**SET PROBLEM:** Leaving out all images, write out the records that follow exactly.
----- EXERCISE INPUT
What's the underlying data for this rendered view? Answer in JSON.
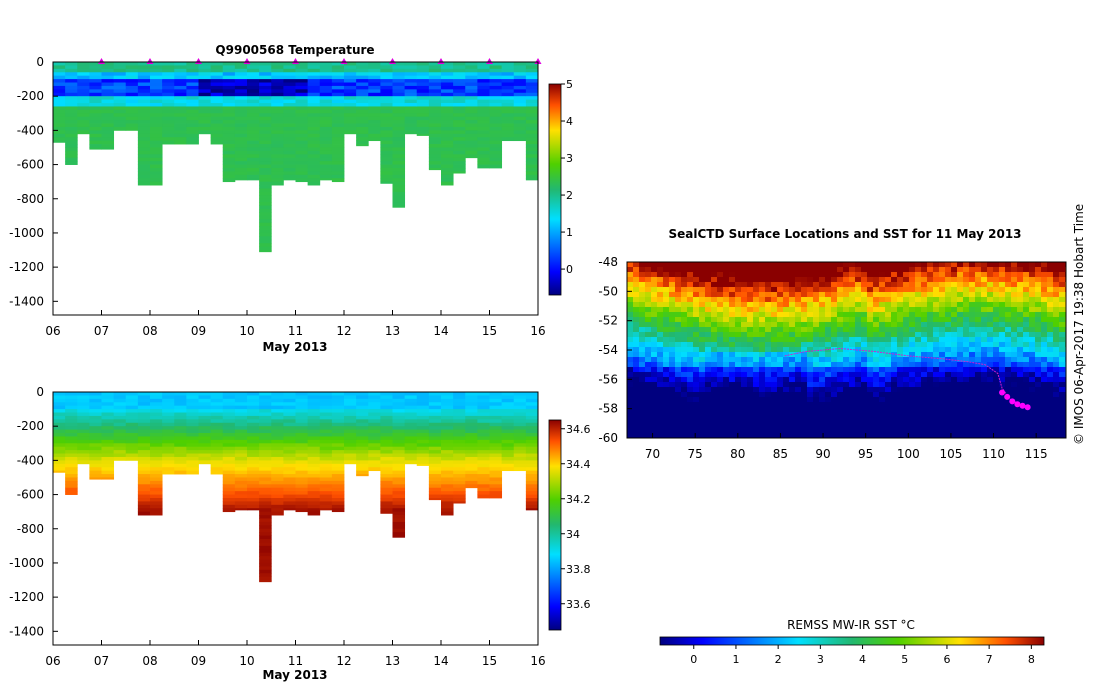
{
  "chart_data": [
    {
      "type": "heatmap",
      "title": "Q9900568  Temperature",
      "xlabel": "May 2013",
      "xlim": [
        6,
        16
      ],
      "ylim": [
        -1480,
        0
      ],
      "xticks": [
        "06",
        "07",
        "08",
        "09",
        "10",
        "11",
        "12",
        "13",
        "14",
        "15",
        "16"
      ],
      "yticks": [
        "0",
        "-200",
        "-400",
        "-600",
        "-800",
        "-1000",
        "-1200",
        "-1400"
      ],
      "colorbar": {
        "min": -0.7,
        "max": 5,
        "ticks": [
          "0",
          "1",
          "2",
          "3",
          "4",
          "5"
        ]
      },
      "surface_marker_days": [
        7,
        8,
        9,
        10,
        11,
        12,
        13,
        14,
        15,
        16
      ],
      "profile_depths_m": [
        470,
        600,
        420,
        510,
        510,
        400,
        400,
        720,
        720,
        480,
        480,
        480,
        420,
        480,
        700,
        690,
        690,
        1110,
        720,
        690,
        700,
        720,
        690,
        700,
        420,
        490,
        460,
        710,
        850,
        420,
        430,
        630,
        720,
        650,
        560,
        620,
        620,
        460,
        460,
        690
      ]
    },
    {
      "type": "heatmap",
      "title": "",
      "xlabel": "May 2013",
      "xlim": [
        6,
        16
      ],
      "ylim": [
        -1480,
        0
      ],
      "xticks": [
        "06",
        "07",
        "08",
        "09",
        "10",
        "11",
        "12",
        "13",
        "14",
        "15",
        "16"
      ],
      "yticks": [
        "0",
        "-200",
        "-400",
        "-600",
        "-800",
        "-1000",
        "-1200",
        "-1400"
      ],
      "colorbar": {
        "min": 33.45,
        "max": 34.65,
        "ticks": [
          "33.6",
          "33.8",
          "34",
          "34.2",
          "34.4",
          "34.6"
        ]
      }
    },
    {
      "type": "heatmap",
      "title": "SealCTD Surface Locations and SST for 11 May 2013",
      "xlim": [
        67,
        118.5
      ],
      "ylim": [
        -60,
        -48
      ],
      "xticks": [
        "70",
        "75",
        "80",
        "85",
        "90",
        "95",
        "100",
        "105",
        "110",
        "115"
      ],
      "yticks": [
        "-48",
        "-50",
        "-52",
        "-54",
        "-56",
        "-58",
        "-60"
      ],
      "colorbar": {
        "label": "REMSS MW-IR SST °C",
        "min": -0.8,
        "max": 8.3,
        "ticks": [
          "0",
          "1",
          "2",
          "3",
          "4",
          "5",
          "6",
          "7",
          "8"
        ]
      }
    }
  ],
  "credit": "© IMOS 06-Apr-2017 19:38 Hobart Time"
}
----------
**RESULT OF THIS TASK:**
What's the underlying data for this rendered view? Answer in JSON.
{
  "chart_data": [
    {
      "type": "heatmap",
      "title": "Q9900568  Temperature",
      "xlabel": "May 2013",
      "xlim": [
        6,
        16
      ],
      "ylim": [
        -1480,
        0
      ],
      "xticks": [
        "06",
        "07",
        "08",
        "09",
        "10",
        "11",
        "12",
        "13",
        "14",
        "15",
        "16"
      ],
      "yticks": [
        "0",
        "-200",
        "-400",
        "-600",
        "-800",
        "-1000",
        "-1200",
        "-1400"
      ],
      "colorbar": {
        "min": -0.7,
        "max": 5,
        "ticks": [
          "0",
          "1",
          "2",
          "3",
          "4",
          "5"
        ]
      },
      "surface_marker_days": [
        7,
        8,
        9,
        10,
        11,
        12,
        13,
        14,
        15,
        16
      ],
      "profile_depths_m": [
        470,
        600,
        420,
        510,
        510,
        400,
        400,
        720,
        720,
        480,
        480,
        480,
        420,
        480,
        700,
        690,
        690,
        1110,
        720,
        690,
        700,
        720,
        690,
        700,
        420,
        490,
        460,
        710,
        850,
        420,
        430,
        630,
        720,
        650,
        560,
        620,
        620,
        460,
        460,
        690
      ]
    },
    {
      "type": "heatmap",
      "title": "",
      "xlabel": "May 2013",
      "xlim": [
        6,
        16
      ],
      "ylim": [
        -1480,
        0
      ],
      "xticks": [
        "06",
        "07",
        "08",
        "09",
        "10",
        "11",
        "12",
        "13",
        "14",
        "15",
        "16"
      ],
      "yticks": [
        "0",
        "-200",
        "-400",
        "-600",
        "-800",
        "-1000",
        "-1200",
        "-1400"
      ],
      "colorbar": {
        "min": 33.45,
        "max": 34.65,
        "ticks": [
          "33.6",
          "33.8",
          "34",
          "34.2",
          "34.4",
          "34.6"
        ]
      }
    },
    {
      "type": "heatmap",
      "title": "SealCTD Surface Locations and SST for 11 May 2013",
      "xlim": [
        67,
        118.5
      ],
      "ylim": [
        -60,
        -48
      ],
      "xticks": [
        "70",
        "75",
        "80",
        "85",
        "90",
        "95",
        "100",
        "105",
        "110",
        "115"
      ],
      "yticks": [
        "-48",
        "-50",
        "-52",
        "-54",
        "-56",
        "-58",
        "-60"
      ],
      "colorbar": {
        "label": "REMSS MW-IR SST °C",
        "min": -0.8,
        "max": 8.3,
        "ticks": [
          "0",
          "1",
          "2",
          "3",
          "4",
          "5",
          "6",
          "7",
          "8"
        ]
      }
    }
  ],
  "credit": "© IMOS 06-Apr-2017 19:38 Hobart Time"
}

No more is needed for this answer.